[START OF EXTRACTED ENTRIES]

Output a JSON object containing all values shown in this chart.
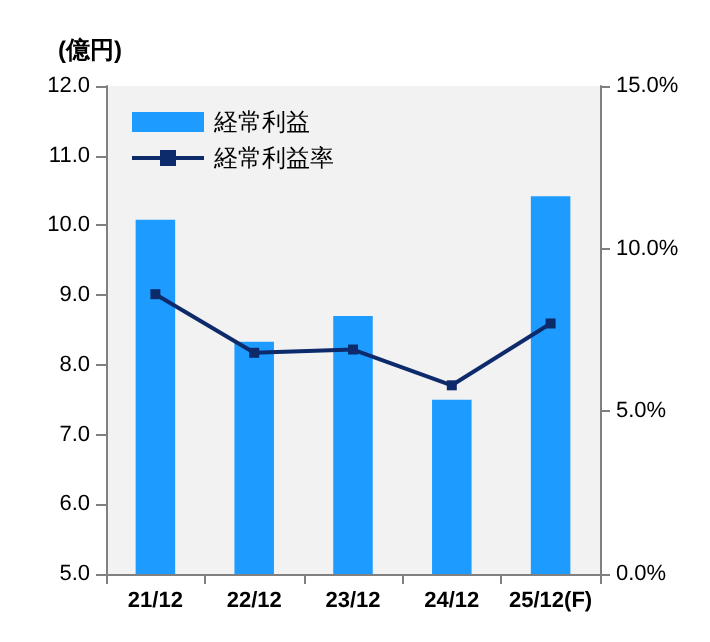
{
  "chart_data": {
    "type": "bar",
    "ylabel": "(億円)",
    "categories": [
      "21/12",
      "22/12",
      "23/12",
      "24/12",
      "25/12(F)"
    ],
    "series": [
      {
        "name": "経常利益",
        "color": "#1e9bff",
        "values": [
          10.08,
          8.33,
          8.7,
          7.5,
          10.42
        ]
      },
      {
        "name": "経常利益率",
        "type": "line",
        "axis": "y2",
        "color": "#0d2a6b",
        "marker": "square",
        "values": [
          8.6,
          6.8,
          6.9,
          5.8,
          7.7
        ]
      }
    ],
    "ylim": [
      5,
      12
    ],
    "yticks": [
      {
        "value": 5,
        "label": "5.0"
      },
      {
        "value": 6,
        "label": "6.0"
      },
      {
        "value": 7,
        "label": "7.0"
      },
      {
        "value": 8,
        "label": "8.0"
      },
      {
        "value": 9,
        "label": "9.0"
      },
      {
        "value": 10,
        "label": "10.0"
      },
      {
        "value": 11,
        "label": "11.0"
      },
      {
        "value": 12,
        "label": "12.0"
      }
    ],
    "y2lim": [
      0,
      15
    ],
    "y2ticks": [
      {
        "value": 0,
        "label": "0.0%"
      },
      {
        "value": 5,
        "label": "5.0%"
      },
      {
        "value": 10,
        "label": "10.0%"
      },
      {
        "value": 15,
        "label": "15.0%"
      }
    ],
    "legend": "top left",
    "grid": false
  }
}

[END OF EXTRACTED ENTRIES]

**GIVEN PROBLEM**
Transcribe the whole listing exactly. Pictures are excluded.

**IN RESPONSE**
Output a JSON object containing all values shown in this chart.
{
  "chart_data": {
    "type": "bar",
    "ylabel": "(億円)",
    "categories": [
      "21/12",
      "22/12",
      "23/12",
      "24/12",
      "25/12(F)"
    ],
    "series": [
      {
        "name": "経常利益",
        "color": "#1e9bff",
        "values": [
          10.08,
          8.33,
          8.7,
          7.5,
          10.42
        ]
      },
      {
        "name": "経常利益率",
        "type": "line",
        "axis": "y2",
        "color": "#0d2a6b",
        "marker": "square",
        "values": [
          8.6,
          6.8,
          6.9,
          5.8,
          7.7
        ]
      }
    ],
    "ylim": [
      5,
      12
    ],
    "yticks": [
      {
        "value": 5,
        "label": "5.0"
      },
      {
        "value": 6,
        "label": "6.0"
      },
      {
        "value": 7,
        "label": "7.0"
      },
      {
        "value": 8,
        "label": "8.0"
      },
      {
        "value": 9,
        "label": "9.0"
      },
      {
        "value": 10,
        "label": "10.0"
      },
      {
        "value": 11,
        "label": "11.0"
      },
      {
        "value": 12,
        "label": "12.0"
      }
    ],
    "y2lim": [
      0,
      15
    ],
    "y2ticks": [
      {
        "value": 0,
        "label": "0.0%"
      },
      {
        "value": 5,
        "label": "5.0%"
      },
      {
        "value": 10,
        "label": "10.0%"
      },
      {
        "value": 15,
        "label": "15.0%"
      }
    ],
    "legend": "top left",
    "grid": false
  }
}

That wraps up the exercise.